** What this task involves **
Find and copy lines holding "保障了被征收人的合法权益".

** Provided entries **
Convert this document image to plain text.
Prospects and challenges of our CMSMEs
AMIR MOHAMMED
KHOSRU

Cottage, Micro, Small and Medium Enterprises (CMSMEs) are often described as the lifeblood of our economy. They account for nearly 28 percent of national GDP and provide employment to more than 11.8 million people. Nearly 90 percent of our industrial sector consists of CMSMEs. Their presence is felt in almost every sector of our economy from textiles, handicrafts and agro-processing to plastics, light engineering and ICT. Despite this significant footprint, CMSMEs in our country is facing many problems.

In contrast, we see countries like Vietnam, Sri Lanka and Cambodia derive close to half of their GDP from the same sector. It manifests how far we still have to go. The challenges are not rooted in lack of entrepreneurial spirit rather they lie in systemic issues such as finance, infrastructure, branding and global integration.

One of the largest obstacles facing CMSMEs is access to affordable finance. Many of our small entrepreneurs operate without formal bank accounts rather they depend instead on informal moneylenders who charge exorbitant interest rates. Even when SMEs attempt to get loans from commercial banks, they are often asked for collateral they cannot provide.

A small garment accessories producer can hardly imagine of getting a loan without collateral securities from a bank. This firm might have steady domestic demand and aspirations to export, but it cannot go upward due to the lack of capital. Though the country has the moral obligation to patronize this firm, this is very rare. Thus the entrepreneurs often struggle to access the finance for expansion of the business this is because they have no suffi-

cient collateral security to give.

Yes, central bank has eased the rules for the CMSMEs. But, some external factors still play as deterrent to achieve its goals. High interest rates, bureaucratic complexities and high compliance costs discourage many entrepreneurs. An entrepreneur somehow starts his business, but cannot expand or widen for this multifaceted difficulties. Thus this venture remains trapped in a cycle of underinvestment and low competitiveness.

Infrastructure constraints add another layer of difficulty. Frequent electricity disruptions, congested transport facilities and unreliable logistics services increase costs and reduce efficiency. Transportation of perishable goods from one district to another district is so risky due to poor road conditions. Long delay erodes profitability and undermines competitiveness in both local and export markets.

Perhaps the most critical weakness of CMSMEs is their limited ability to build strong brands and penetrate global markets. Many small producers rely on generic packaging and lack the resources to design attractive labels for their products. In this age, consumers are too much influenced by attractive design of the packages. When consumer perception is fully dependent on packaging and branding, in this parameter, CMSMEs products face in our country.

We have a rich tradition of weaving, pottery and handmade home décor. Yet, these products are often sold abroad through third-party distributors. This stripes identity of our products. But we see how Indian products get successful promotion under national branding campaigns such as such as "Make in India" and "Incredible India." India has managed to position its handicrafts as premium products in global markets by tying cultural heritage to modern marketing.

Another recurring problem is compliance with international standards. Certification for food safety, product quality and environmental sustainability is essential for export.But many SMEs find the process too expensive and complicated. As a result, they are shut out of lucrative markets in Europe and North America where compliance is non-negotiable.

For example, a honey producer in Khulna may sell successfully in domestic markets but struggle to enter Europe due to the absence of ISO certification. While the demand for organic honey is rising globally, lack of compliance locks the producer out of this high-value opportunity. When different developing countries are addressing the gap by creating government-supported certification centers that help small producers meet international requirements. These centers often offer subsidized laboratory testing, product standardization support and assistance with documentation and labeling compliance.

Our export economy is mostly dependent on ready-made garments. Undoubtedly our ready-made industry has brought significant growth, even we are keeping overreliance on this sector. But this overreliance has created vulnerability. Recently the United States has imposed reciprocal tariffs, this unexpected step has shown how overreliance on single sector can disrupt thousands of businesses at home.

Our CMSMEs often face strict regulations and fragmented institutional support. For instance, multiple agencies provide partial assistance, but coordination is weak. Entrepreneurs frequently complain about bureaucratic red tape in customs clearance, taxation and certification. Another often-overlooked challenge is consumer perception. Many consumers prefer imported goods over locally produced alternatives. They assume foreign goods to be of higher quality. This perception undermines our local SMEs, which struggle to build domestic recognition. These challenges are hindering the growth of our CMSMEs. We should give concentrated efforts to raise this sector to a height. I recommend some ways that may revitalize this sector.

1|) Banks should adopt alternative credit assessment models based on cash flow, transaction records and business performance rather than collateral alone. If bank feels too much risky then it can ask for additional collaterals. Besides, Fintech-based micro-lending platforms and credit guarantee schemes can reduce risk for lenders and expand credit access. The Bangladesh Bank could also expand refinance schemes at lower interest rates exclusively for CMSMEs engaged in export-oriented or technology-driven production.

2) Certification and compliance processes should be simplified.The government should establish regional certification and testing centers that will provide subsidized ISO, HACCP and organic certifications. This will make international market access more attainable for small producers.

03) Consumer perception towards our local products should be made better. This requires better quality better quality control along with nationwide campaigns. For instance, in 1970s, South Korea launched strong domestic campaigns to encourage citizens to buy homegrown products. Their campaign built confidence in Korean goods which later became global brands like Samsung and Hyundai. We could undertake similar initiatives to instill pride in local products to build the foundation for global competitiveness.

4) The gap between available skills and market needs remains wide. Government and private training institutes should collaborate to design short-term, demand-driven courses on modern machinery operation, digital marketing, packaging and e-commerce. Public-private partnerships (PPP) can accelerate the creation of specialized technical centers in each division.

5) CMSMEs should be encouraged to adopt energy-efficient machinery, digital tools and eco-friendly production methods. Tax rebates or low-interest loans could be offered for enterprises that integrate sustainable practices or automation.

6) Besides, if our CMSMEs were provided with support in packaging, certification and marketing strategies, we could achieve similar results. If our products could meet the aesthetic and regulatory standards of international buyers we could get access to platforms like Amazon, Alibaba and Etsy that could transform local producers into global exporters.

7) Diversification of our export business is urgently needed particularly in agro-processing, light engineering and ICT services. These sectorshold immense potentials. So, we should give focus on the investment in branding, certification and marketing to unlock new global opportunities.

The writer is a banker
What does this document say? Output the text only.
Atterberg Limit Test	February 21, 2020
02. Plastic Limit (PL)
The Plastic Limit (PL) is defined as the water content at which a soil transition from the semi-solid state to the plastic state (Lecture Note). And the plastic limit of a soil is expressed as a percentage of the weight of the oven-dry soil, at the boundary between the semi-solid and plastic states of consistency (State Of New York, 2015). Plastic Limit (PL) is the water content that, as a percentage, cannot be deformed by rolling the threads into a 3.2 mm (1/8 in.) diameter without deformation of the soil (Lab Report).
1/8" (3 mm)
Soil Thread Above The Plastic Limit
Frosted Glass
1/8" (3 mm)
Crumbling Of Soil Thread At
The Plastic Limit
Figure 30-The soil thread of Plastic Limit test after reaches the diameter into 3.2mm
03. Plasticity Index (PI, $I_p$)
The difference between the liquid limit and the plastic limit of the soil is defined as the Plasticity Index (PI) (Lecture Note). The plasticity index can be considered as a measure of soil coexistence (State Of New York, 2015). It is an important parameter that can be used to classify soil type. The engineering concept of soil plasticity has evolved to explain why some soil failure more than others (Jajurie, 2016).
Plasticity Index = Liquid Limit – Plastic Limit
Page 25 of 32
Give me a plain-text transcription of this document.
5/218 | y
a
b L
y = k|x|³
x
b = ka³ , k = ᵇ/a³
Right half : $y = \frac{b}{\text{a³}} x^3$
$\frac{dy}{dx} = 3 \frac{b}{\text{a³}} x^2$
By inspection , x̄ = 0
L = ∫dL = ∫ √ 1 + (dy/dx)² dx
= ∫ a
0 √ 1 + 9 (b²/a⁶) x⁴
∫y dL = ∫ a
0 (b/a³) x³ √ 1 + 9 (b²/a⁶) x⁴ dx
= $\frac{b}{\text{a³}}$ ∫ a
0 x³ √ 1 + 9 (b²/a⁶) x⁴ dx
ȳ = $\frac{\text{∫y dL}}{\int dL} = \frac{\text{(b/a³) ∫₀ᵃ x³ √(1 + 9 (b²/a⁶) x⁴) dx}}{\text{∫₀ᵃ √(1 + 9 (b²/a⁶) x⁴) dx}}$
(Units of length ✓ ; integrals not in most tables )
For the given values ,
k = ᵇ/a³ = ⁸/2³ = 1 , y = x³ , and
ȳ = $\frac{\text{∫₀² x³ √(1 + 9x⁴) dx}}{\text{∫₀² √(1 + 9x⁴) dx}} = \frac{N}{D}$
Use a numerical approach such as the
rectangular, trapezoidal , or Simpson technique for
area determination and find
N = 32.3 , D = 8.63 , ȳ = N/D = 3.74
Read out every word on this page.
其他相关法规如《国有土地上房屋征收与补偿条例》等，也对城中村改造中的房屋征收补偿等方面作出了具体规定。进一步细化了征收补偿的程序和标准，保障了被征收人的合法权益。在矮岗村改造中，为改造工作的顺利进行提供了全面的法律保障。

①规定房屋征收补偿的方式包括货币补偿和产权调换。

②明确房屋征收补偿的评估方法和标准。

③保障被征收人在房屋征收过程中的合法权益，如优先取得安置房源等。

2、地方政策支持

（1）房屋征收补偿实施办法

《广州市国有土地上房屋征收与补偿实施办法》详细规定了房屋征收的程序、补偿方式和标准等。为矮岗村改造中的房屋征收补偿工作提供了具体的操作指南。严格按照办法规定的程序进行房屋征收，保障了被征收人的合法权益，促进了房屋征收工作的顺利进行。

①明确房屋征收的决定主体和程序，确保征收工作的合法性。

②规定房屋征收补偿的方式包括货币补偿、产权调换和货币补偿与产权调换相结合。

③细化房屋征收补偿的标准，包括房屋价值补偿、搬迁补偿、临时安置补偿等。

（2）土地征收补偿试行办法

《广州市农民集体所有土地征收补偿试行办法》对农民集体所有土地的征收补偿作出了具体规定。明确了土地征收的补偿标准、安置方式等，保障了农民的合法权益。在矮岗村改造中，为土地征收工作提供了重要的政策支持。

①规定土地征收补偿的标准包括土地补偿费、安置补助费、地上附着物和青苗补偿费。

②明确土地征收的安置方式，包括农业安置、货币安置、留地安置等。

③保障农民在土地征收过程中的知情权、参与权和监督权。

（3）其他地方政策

** Solution for this exercise **
其他相关法规如《国有土地上房屋征收与补偿条例》等，也对城中村改造中的房屋征收补偿等方面作出了具体规定。进一步细化了征收补偿的程序和标准，保障了被征收人的合法权益。在矮岗村改造中，为改造工作的顺利进行提供了全面的法律保障。
《广州市国有土地上房屋征收与补偿实施办法》详细规定了房屋征收的程序、补偿方式和标准等。为矮岗村改造中的房屋征收补偿工作提供了具体的操作指南。严格按照办法规定的程序进行房屋征收，保障了被征收人的合法权益，促进了房屋征收工作的顺利进行。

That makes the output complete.